> _Texto do documento_
--------------------------------

Os projetistas podem se beneficiar do trabalho em conjunto, mesmo quando escritórios diferentes desenvolvem um mesmo projeto. Segundo um gerenciador: “Estamos fazendo agora uma estrutura especial, um estádio de futebol. Então tem questões como a freqüência própria da estrutura. São dois escritórios trabalhando juntos, cada um faz um pedaço do projeto e se coordenam. Dá para trabalhar junto, isso é que é importante. Às vezes, você tem um certo porte, você pode colocar dois escritórios para trabalharem juntos, se eles tiverem respeito um pelo outro”. 3.3. As novas formas de contratação e organização dos empreendimentos Sistemas contratuais alternativos têm redesenhado as relações funcionais e contratuais entre clientes, projetistas e construtores. Conforme um arquiteto: “Estamos em um processo no qual as relações entre cliente, o usuário, o arquiteto e o construtor estão se redefinindo completamente. E não é só por causa do ‘design-build’ e de outros métodos. Estão aparecendo novas formas de contratação que não passam nem por aí”. Com freqüência, as obras têm sido iniciadas antes da conclusão do projeto, em virtude da demanda por redução do prazo, a fim de antecipar o retorno do investimento. A seleção do construtor tem ocorrido com documentos cada vez menos completos. Os projetos têm sido detalhados no decorrer da obra, demandando a coordenação entre a construtora, os projetistas e fornecedores, de modo a conciliar os fluxos de informações. Algumas vezes, os construtores estabelecem preços máximos com base em um estudo

preliminar de arquitetura, assumindo a contratação dos projetistas e a coordenação do projeto. Prazos reduzidos e informações incompletas requerem a adoção de contratos de administração e do fast-track. De acordo com um arquiteto: “Os clientes varejistas trabalham com contrato de administração, porque as obras são muito rápidas e existe o fast-track. Então, se fosse feito um projeto, licitado, contratado. Se houvesse tempo, que não existe, porque tem que se sair de uma decisão empresarial de construir uma loja em fevereiro. Na pior das hipóteses, esta obra tem que estar pronta em novembro”.

Os clientes têm buscado a redução do prazo e a certeza do preço final. Por conseguinte, os construtores têm desenvolvido competências em coordenação e adotado uma fase de simulação de alternativas técnicas e econômicas para administrar os riscos dos contratos de preço fixo. De acordo com o coordenador de projetos de uma construtora: “Você tem diversos tipos de contratação, por administração, com uma taxa de 10% do valor da obra, tudo o que comprasse, 10% era da construtora. Isso era até a década de 80. Agora a gente tem um tipo de contratação que é o seguinte: você tem o valor global, aí a gente passa por um período de pré-construção e após quatro meses a gente tem que confirmar este preço. Se você conseguir reduzir esse preço, esse ganho geralmente é negociado, 50% é da gerenciadora ou do proprietário e 50% da construtora. Por isso é importante o trabalho da engenharia. 90% das concorrências estão virando deste tipo, que é o preço fechado”.

--------------------------------

> _Linhas armazenadas_
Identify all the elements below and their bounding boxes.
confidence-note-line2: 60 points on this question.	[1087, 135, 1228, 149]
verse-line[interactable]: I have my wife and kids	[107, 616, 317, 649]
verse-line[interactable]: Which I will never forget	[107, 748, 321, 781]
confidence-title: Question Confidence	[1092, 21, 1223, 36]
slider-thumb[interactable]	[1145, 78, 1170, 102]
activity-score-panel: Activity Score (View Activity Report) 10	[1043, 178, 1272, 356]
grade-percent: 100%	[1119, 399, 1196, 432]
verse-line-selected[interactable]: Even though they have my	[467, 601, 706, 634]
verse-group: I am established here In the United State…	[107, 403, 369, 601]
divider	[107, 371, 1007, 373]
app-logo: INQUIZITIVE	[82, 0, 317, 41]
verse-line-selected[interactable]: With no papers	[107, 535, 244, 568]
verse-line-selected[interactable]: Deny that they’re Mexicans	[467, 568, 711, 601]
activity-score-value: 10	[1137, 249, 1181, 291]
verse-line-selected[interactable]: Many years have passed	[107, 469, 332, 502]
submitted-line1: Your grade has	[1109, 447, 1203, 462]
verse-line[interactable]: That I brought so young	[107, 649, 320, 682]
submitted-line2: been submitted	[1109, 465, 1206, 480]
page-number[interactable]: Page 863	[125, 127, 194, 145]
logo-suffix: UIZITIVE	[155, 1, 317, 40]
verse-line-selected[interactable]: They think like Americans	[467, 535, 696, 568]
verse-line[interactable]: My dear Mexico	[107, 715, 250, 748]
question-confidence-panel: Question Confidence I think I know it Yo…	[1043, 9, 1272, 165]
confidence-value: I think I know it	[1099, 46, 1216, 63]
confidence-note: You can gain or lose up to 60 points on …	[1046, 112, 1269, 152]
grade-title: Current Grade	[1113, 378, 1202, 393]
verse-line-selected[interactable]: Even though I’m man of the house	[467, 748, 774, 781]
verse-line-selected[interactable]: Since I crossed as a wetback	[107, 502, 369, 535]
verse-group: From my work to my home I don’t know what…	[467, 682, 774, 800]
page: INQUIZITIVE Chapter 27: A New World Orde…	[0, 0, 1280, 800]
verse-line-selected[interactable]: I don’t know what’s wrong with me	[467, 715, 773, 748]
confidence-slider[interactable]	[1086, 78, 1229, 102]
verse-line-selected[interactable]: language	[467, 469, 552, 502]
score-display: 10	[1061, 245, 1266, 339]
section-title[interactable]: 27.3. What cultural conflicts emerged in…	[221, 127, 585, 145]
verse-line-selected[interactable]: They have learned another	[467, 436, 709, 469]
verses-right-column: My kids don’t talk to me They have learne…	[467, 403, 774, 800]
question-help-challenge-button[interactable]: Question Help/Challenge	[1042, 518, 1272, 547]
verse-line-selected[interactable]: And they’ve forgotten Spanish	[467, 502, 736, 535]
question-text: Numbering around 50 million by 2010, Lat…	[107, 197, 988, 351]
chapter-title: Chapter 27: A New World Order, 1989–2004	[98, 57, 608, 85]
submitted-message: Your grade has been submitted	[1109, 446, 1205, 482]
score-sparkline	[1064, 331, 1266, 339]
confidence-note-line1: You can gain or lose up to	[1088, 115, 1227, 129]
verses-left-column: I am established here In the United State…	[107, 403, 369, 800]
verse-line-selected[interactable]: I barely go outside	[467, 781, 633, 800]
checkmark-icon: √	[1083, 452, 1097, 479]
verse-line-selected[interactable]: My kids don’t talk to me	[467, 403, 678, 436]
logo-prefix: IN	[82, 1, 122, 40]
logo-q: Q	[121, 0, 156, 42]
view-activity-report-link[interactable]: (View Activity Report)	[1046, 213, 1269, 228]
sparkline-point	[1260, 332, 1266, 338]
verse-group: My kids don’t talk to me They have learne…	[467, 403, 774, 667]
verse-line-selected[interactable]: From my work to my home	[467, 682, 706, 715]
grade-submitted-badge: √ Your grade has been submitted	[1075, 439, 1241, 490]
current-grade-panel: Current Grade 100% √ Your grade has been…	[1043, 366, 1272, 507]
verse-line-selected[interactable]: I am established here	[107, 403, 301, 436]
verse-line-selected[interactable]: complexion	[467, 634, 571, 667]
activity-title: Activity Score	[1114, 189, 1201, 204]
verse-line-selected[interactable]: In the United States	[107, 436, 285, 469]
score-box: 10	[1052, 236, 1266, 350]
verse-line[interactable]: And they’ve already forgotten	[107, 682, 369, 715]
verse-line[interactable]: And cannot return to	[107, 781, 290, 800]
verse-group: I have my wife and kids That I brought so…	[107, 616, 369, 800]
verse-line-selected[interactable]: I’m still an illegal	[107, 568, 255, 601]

--------------------------------

> _Exercício proposto A_
Com base no texto sobre contratação e projeto, diga se cada afirmação a seguir está de acordo com ele, respondendo sim ou não e citando as palavras do texto que decidem a questão: (i) na contratação por administração, a construtora recebia uma taxa de 10% do valor da obra; (ii) o ganho obtido com a redução do preço global fica inteiramente com a construtora; (iii) o preço global deve ser confirmado após seis meses de pré-construção.
> _Exercício proposto B_
Liste todos os agentes cujas relações, segundo o arquiteto citado no texto sobre contratação e projeto, estão se redefinindo completamente.
> _Exercício proposto C_
Prossiga o texto sobre contratação e projeto a partir do ponto em que ele termina.

> _Resposta escrita A_
(i) Sim: "por administração, com uma taxa de 10% do valor da obra".
(ii) Não: "50% é da gerenciadora ou do proprietário e 50% da construtora".
(iii) Não: "após quatro meses a gente tem que confirmar este preço".

> _Resposta escrita B_
O cliente, o usuário, o arquiteto e o construtor.

> _Resposta escrita C_
3.4. A necessidade de avanço na seleção das equipes de projeto e construção Os profissionais ressaltaram a influência da seleção no sucesso do empreendimento. De acordo com um arquiteto, a “análise por preço, contratação por preço, solução de obra por preço” constitui o principal obstáculo para a qualidade. Um coordenador de obras criticou a ausência de critérios na seleção dos projetistas: “Existe essa cultura por parte do leigo, do construtor. Verificam-se situações em que a empresa contratada não tinha condições de desenvolvê-los. Acontece até mesmo em contratantes institucionais”. Um arquiteto criticou as licitações do tipo menor preço, que ignoram a reputação e o acervo dos concorrentes, podendo ocasionar contratações desvantajosas para o cliente. A dificuldade de determinar o preço do projeto antes da definição do escopo justifica o emprego de critérios técnicos: “Muitas vezes, você faz um projeto e não oferece o mesmo trabalho que o outro. Então tem que ser bem explicado na concorrência. Muitas vezes, empresas oferecem trabalho a mais que outras. Conseqüentemente, o preço dele é um pouco maior. Mas, às vezes, isso para o cliente é interessante”. Os clientes exercem uma influência notável no empreendimento, uma vez que definem, pessoalmente ou por meio de terceiros, o método de seleção e o tipo de contrato. Um engenheiro apontou deficiências na montagem do empreendimento, atribuídas à falta de planejamento, à intenção de reduzir custos e à falta de experiência dos clientes: “Muitas vezes, o cliente não sabe exatamente o que quer e não tem tempo de começar algo planejado, porque tem que começar. Ele não quer gastar nesta parte inicial, não quer que tenha o gerenciador, o projetista, ele acha que tem muita gente. Depende do nível de cliente, do tipo de cliente, mas acho que os principais são esses: a dúvida com a intenção de economizar”.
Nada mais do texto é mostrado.